■ EXTRACTED TEXT
- - -

This is not a moan. It is just a quick explanation of my personal health which goes someway to explaining why this blog is intermittent as I jump from mind state to mind state.

Since the quacks at the Pain Clinic I am attached to decided to change my medication I have never been at such a high level of constant pain as I am currently. Being winter as it is here right now does not help matters either.

The previous medication, while not perfect, in that it did not completely erase the pain, at least allowed me to control the pain I have 24 hours a day, 7 days a week. Now, since they changed it I am a wreck. Both mentally and physically. It is hard to express how tiring pain can be on both the body and the mind but suffice to say it is extremely tiring on both. But, outwardly, apart from the walking stick I need for stability, no-one would ever know as I try desperately sometimes to keep it within the family. My wife is very supportive as are our children which is something I am very very thankful for.

The pain I have stems from a fall I had when aged 4. I fell 40ft out of a tree on to a rockery garden. This led to me being in traction for 2 years after which I had to learn to walk again. Years past and I played many sports such as football and rugby league and many others, even though after every game I was in pain I continued to play until I could no longer suffer in silence. I traveled the world and had been around it twice by the time I was 21 years of age. Mainly because my father took me on long trips where we would get onto land for anywhere between a few hours to several days. I had done many other things such as  water skiing, sky diving and bungy jumping amongst  all the things I had done. Maybe at the back of my mind was that later in life I would not be able to do such things.

By that time I was 28 years of age. Shortly after giving up playing sports, which was a hard thing to do for me as I enjoyed playing so much, I went to the hospital to find out why I was in constant pain. They did an MRI scan from which they discovered I had several slipped discs along my spine. After fidning this out I had keyhole surgery  during which they dissolved the discs and welded my lower spine. This allowed some years  to be relatively pain free.

After about 8 years after having had the surgery the pain started again. Another MRI scan revealed that the area where they had operated some years earlier was starting to fracture. A piece of fractured bone had lodged itself into my spine higher up my back. Added to this was the fact that that same area had become arthritic. All in all this meant a return to the pain i had suffered in my youth.

- - -

■ SUPPLIED DATA
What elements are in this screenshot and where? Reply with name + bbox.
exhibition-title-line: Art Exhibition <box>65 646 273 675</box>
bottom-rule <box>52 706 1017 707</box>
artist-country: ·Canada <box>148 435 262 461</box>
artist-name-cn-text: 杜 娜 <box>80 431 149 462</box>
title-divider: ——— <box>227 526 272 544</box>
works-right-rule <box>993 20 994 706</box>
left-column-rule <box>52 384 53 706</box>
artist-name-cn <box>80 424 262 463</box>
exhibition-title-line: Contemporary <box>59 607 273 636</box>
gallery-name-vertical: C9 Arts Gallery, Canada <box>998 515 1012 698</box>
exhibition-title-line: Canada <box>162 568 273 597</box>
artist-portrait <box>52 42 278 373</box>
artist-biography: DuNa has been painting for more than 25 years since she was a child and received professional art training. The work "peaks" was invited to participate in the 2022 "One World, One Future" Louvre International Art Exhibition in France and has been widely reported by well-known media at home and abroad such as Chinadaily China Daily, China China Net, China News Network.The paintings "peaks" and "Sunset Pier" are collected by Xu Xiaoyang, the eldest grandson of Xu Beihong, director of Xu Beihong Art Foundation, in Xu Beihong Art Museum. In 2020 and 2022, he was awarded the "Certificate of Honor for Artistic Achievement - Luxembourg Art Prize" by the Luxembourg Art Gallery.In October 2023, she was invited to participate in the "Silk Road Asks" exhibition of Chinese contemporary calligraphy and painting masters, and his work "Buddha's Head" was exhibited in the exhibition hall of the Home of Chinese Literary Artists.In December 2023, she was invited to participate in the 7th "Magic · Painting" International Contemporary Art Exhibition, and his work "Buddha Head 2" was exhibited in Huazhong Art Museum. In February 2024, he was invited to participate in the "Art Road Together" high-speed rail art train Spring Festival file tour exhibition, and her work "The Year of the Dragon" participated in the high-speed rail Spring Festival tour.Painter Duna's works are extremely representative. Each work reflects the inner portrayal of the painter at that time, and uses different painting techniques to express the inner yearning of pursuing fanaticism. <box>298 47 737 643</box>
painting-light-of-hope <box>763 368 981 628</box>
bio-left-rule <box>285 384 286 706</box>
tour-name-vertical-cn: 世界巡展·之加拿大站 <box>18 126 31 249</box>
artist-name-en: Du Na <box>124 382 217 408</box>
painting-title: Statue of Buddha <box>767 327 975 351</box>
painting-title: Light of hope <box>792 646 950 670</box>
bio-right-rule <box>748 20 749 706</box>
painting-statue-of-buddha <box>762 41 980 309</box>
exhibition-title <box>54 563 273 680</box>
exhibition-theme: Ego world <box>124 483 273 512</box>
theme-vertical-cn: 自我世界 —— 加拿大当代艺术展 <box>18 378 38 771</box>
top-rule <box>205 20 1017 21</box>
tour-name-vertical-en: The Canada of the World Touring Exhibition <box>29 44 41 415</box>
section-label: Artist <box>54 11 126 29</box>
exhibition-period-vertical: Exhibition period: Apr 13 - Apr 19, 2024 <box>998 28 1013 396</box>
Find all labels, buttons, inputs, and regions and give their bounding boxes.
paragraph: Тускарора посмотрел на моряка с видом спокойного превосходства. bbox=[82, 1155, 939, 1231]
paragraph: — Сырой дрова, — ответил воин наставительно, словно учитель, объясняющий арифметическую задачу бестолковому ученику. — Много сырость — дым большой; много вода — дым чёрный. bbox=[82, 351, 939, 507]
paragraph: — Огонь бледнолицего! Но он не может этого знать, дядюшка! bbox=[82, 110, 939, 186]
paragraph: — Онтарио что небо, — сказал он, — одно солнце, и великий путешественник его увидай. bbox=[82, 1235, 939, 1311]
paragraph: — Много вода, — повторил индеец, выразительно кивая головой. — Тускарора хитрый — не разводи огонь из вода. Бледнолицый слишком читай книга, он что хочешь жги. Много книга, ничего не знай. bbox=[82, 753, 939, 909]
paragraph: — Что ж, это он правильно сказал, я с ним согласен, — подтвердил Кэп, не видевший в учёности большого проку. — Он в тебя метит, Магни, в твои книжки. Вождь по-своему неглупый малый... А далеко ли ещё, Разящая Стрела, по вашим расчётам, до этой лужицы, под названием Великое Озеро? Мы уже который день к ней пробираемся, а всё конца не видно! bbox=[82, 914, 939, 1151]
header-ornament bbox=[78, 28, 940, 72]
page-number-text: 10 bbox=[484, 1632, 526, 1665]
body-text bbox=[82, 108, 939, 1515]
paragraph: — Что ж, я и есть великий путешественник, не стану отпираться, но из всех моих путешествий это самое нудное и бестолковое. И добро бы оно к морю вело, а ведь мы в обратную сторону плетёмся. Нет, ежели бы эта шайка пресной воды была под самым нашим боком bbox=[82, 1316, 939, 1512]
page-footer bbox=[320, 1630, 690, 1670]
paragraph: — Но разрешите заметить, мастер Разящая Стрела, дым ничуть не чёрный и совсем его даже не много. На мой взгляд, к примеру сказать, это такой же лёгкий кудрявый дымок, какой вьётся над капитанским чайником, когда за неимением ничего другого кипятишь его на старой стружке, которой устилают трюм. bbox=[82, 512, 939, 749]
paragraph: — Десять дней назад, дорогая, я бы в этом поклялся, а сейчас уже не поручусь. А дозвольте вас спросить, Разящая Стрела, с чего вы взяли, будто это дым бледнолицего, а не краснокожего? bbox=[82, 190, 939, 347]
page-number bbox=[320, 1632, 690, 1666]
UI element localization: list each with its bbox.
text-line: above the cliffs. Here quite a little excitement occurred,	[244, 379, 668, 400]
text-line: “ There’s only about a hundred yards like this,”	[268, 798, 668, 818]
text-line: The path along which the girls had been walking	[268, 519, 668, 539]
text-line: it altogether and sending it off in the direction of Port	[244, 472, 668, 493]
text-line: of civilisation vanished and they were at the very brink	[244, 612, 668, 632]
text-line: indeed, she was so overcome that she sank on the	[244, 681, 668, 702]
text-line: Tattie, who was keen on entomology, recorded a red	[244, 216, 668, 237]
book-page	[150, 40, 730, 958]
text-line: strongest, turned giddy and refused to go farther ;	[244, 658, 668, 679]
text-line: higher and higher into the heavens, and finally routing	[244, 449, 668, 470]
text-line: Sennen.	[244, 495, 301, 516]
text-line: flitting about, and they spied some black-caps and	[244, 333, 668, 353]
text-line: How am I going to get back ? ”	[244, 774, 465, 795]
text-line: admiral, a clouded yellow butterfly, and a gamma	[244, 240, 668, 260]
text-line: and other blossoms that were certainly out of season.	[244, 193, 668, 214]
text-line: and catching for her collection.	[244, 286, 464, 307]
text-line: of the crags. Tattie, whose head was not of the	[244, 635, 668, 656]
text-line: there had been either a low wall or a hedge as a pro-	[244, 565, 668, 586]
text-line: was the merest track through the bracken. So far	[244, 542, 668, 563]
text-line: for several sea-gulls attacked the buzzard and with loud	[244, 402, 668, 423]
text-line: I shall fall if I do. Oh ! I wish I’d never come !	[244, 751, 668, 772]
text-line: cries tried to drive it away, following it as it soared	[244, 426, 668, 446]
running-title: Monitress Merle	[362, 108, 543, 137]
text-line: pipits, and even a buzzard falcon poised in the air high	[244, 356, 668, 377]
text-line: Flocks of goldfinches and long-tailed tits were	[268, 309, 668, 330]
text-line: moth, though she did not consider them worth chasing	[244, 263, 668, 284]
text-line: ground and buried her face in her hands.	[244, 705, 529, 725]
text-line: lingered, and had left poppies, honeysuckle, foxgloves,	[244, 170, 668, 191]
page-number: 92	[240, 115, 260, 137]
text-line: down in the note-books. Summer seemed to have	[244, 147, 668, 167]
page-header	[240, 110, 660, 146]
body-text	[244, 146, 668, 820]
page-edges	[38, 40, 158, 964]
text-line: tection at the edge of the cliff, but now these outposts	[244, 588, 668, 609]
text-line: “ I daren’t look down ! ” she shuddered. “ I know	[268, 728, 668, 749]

- - -

■ GOAL OF THE EXERCISE
Carry on the personal account of chronic back pain from the point where it stops, following on from its last sentence.

■ TASK RESULT
Fast forward to today and the arthritis has quickly spread to every joint in my body. This is  bloody painful and the pain is constant. Over the  course of the last 4 or 5 years they have swapped and changed the medication I am forced to take many times as they try to work out what medication is best for my personal circumstances. So far they have never managed to decrease the pain 100% but have, from my own feelings, manged to alleviate it by some 50% or so. At least they got it to a level where at a personal level I could manage what was left. Of course, there have been good days and bad days and more recently more bad than good.

Then they go and change my medication again to something they said was stronger than anything they had advised me to take previously. Sadly, for me, while it may well be stronger it certainly does not work. My pain levels have shot through the roof. I am duee to talk with then again soon and will be telling them I cannot continue on the present medication and hope that they put me back on what I was taking previously. I somehow doubt they will though as they expressed caution that it was damaging my liver. So, i guess it is wait and see what else they can come up with.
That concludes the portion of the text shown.